WORK INSTRUCTIONS: Turn everything from the row containing "protocol-label: Протокол №" down to the row containing "defense-word-2: защищена <box>692" into a numbered list, omitting any blank lines.

ROWS:
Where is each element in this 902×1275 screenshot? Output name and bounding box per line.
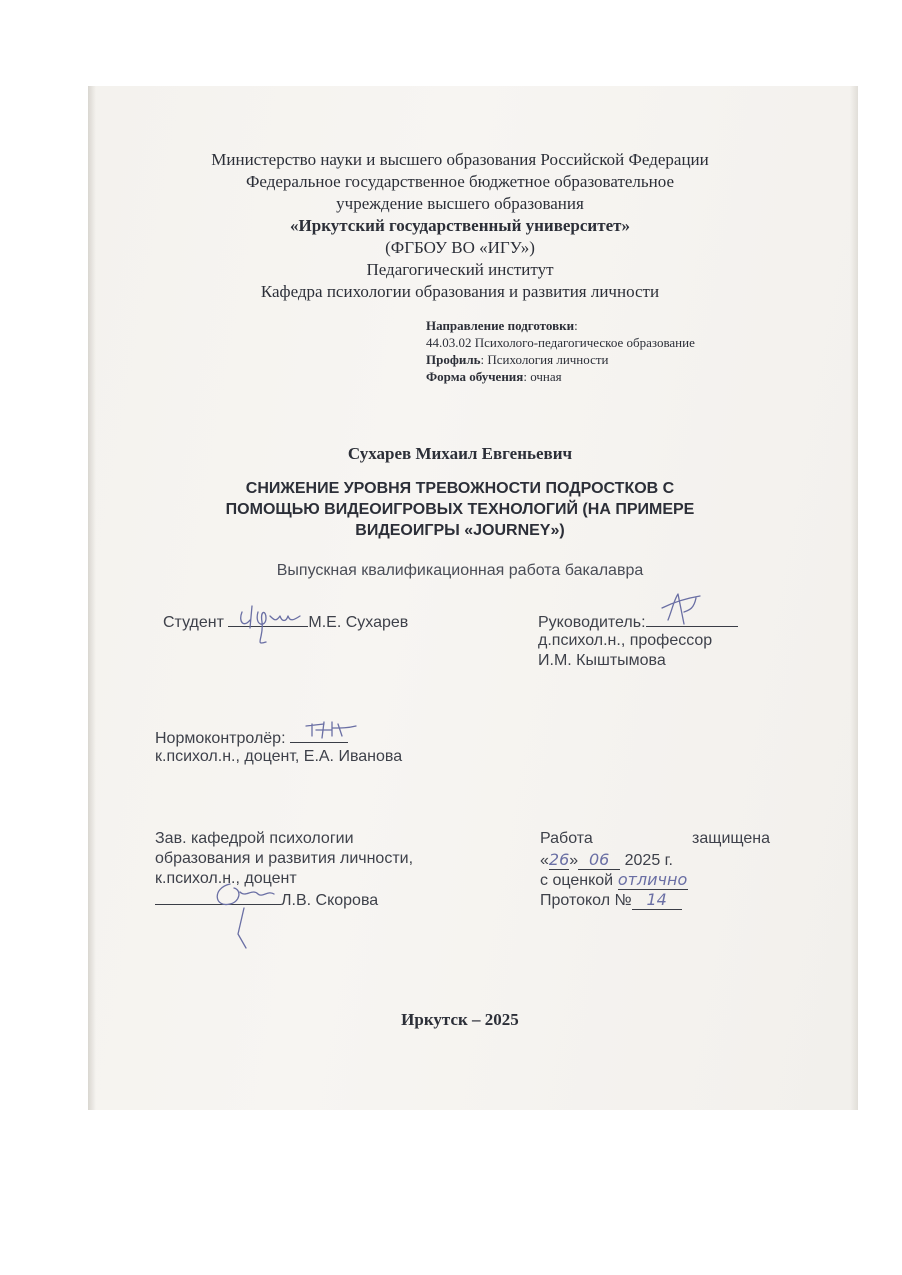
protocol-label: Протокол № <box>540 892 632 909</box>
profile-value: Психология личности <box>487 352 609 367</box>
normcontrol-signature <box>302 718 362 742</box>
defense-word-2: защищена <box>692 830 770 847</box>
supervisor-degree: д.психол.н., профессор <box>538 632 713 649</box>
city-year: Иркутск – 2025 <box>401 1010 519 1029</box>
page-edge-shadow-right <box>850 86 858 1110</box>
ministry-line: Министерство науки и высшего образования Российской Федерации <box>211 150 709 169</box>
supervisor-signature <box>648 590 708 630</box>
grade-value: отлично <box>617 870 688 889</box>
protocol-value: 14 <box>632 890 682 910</box>
student-signature <box>236 598 318 648</box>
direction-value: 44.03.02 Психолого-педагогическое образование <box>426 335 695 350</box>
protocol-row <box>540 890 682 910</box>
head-line-1: Зав. кафедрой психологии <box>155 830 354 847</box>
supervisor-label: Руководитель: <box>538 614 646 631</box>
profile-row: Профиль: Психология личности <box>426 352 609 367</box>
author-name: Сухарев Михаил Евгеньевич <box>347 444 573 463</box>
thesis-title-line-3: ВИДЕОИГРЫ «JOURNEY») <box>355 522 565 539</box>
thesis-title-line-1: СНИЖЕНИЕ УРОВНЯ ТРЕВОЖНОСТИ ПОДРОСТКОВ С <box>245 480 675 497</box>
university-name: «Иркутский государственный университет» <box>290 216 630 235</box>
normcontrol-details: к.психол.н., доцент, Е.А. Иванова <box>155 748 403 765</box>
defense-row <box>540 830 770 848</box>
department-name: Кафедра психологии образования и развития личности <box>260 282 660 301</box>
thesis-title-line-2: ПОМОЩЬЮ ВИДЕОИГРОВЫХ ТЕХНОЛОГИЙ (НА ПРИМЕРЕ <box>225 501 695 518</box>
student-label: Студент <box>163 614 224 631</box>
direction-row: Направление подготовки: <box>426 318 578 333</box>
direction-label: Направление подготовки <box>426 318 575 333</box>
grade-label: с оценкой <box>540 872 614 889</box>
defense-year: 2025 г. <box>624 852 673 869</box>
form-label: Форма обучения <box>426 369 524 384</box>
grade-row <box>540 870 688 890</box>
head-line-3: к.психол.н., доцент <box>155 870 297 887</box>
university-abbreviation: (ФГБОУ ВО «ИГУ») <box>385 238 535 257</box>
student-name: М.Е. Сухарев <box>308 614 409 631</box>
defense-date: «26» 06 2025 г. <box>540 850 673 869</box>
supervisor-name: И.М. Кыштымова <box>538 652 666 669</box>
defense-month: 06 <box>578 850 620 870</box>
defense-word-1: Работа <box>540 830 593 847</box>
head-line-2: образования и развития личности, <box>155 850 414 867</box>
institution-type-line: учреждение высшего образования <box>336 194 584 213</box>
work-type: Выпускная квалификационная работа бакалавра <box>276 562 644 579</box>
federal-line: Федеральное государственное бюджетное образовательное <box>245 172 675 191</box>
page-edge-shadow-left <box>88 86 96 1110</box>
head-name: Л.В. Скорова <box>281 892 379 909</box>
defense-day: 26 <box>548 850 570 869</box>
normcontrol-label: Нормоконтролёр: <box>155 730 286 747</box>
profile-label: Профиль <box>426 352 481 367</box>
institute-name: Педагогический институт <box>366 260 554 279</box>
head-signature <box>200 868 290 950</box>
form-row: Форма обучения: очная <box>426 369 562 384</box>
form-value: очная <box>530 369 562 384</box>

EXERCISE SOLUTION:
1. protocol-label: Протокол № <box>540 892 632 909</box>
2. profile-value: Психология личности <box>487 352 609 367</box>
3. normcontrol-signature <box>302 718 362 742</box>
4. defense-word-2: защищена <box>692 830 770 847</box>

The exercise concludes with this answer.